Output the line containing "Transcribe the text in this document." and each line after it through the end of the data, exactly as written, with pictures left out.

■ Stored records:
--------------------------------
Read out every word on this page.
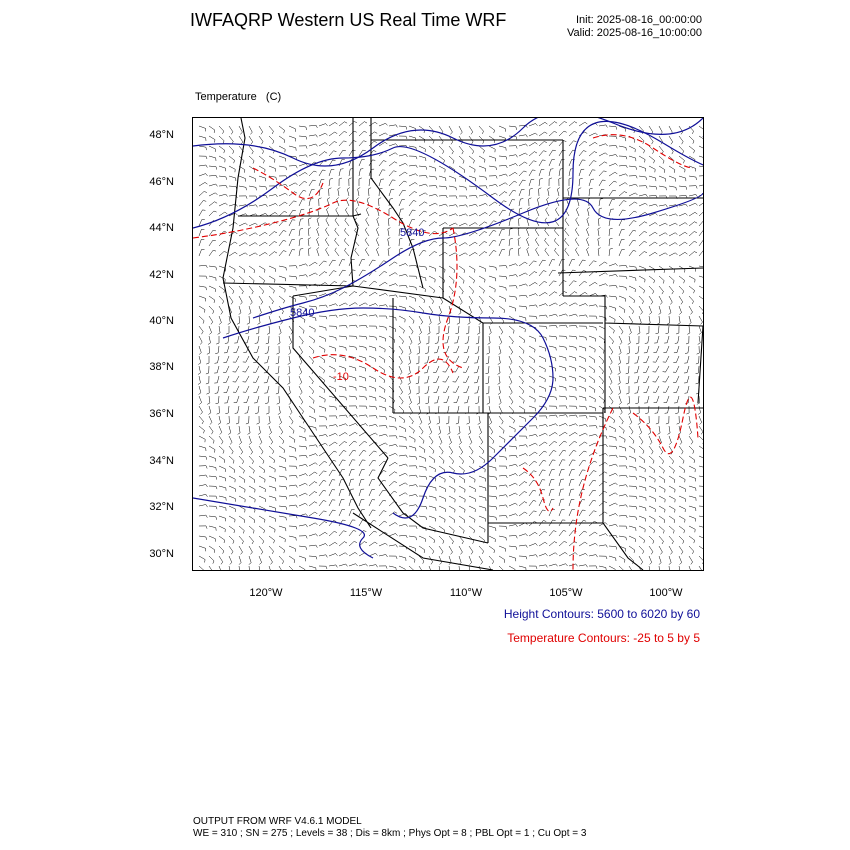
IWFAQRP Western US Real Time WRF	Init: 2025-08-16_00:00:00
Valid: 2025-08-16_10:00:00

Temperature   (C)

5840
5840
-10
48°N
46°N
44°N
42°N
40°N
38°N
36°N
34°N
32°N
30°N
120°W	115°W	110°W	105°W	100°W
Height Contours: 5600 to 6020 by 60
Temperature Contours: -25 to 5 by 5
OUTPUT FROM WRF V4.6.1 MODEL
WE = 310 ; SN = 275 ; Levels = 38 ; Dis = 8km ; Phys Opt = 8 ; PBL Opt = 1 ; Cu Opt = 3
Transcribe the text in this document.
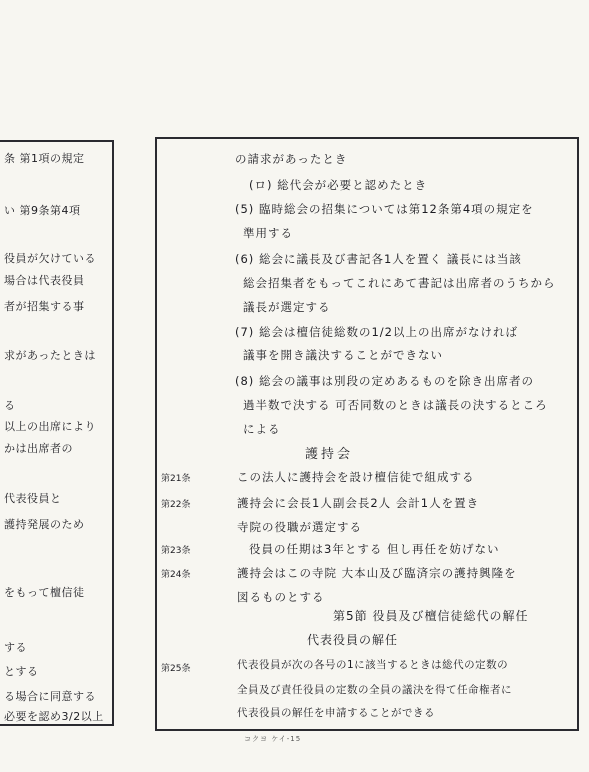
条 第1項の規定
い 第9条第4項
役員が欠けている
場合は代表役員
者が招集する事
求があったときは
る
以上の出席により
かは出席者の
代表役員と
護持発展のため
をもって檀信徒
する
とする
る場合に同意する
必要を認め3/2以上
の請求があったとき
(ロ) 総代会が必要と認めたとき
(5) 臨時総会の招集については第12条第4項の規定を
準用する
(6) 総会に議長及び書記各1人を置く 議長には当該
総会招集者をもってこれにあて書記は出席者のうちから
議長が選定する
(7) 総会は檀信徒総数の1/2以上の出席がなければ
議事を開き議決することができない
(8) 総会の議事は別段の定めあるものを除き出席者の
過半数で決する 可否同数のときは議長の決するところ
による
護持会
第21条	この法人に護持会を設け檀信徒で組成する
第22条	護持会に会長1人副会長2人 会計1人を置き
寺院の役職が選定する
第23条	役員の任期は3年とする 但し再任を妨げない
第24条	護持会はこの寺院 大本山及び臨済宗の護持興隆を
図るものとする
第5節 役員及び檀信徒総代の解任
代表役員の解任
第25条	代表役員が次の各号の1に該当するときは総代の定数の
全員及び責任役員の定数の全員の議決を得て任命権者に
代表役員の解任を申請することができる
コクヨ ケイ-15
--------------------------------
■ Answer for this exercise:
Transcribe the text in this document.
条 第1項の規定
い 第9条第4項
役員が欠けている
場合は代表役員
者が招集する事
求があったときは
る
以上の出席により
かは出席者の
代表役員と
護持発展のため
をもって檀信徒
する
とする
る場合に同意する
必要を認め3/2以上
の請求があったとき
(ロ) 総代会が必要と認めたとき
(5) 臨時総会の招集については第12条第4項の規定を
準用する
(6) 総会に議長及び書記各1人を置く 議長には当該
総会招集者をもってこれにあて書記は出席者のうちから
議長が選定する
(7) 総会は檀信徒総数の1/2以上の出席がなければ
議事を開き議決することができない
(8) 総会の議事は別段の定めあるものを除き出席者の
過半数で決する 可否同数のときは議長の決するところ
による
護持会
第21条	この法人に護持会を設け檀信徒で組成する
第22条	護持会に会長1人副会長2人 会計1人を置き
寺院の役職が選定する
第23条	役員の任期は3年とする 但し再任を妨げない
第24条	護持会はこの寺院 大本山及び臨済宗の護持興隆を
図るものとする
第5節 役員及び檀信徒総代の解任
代表役員の解任
第25条	代表役員が次の各号の1に該当するときは総代の定数の
全員及び責任役員の定数の全員の議決を得て任命権者に
代表役員の解任を申請することができる
コクヨ ケイ-15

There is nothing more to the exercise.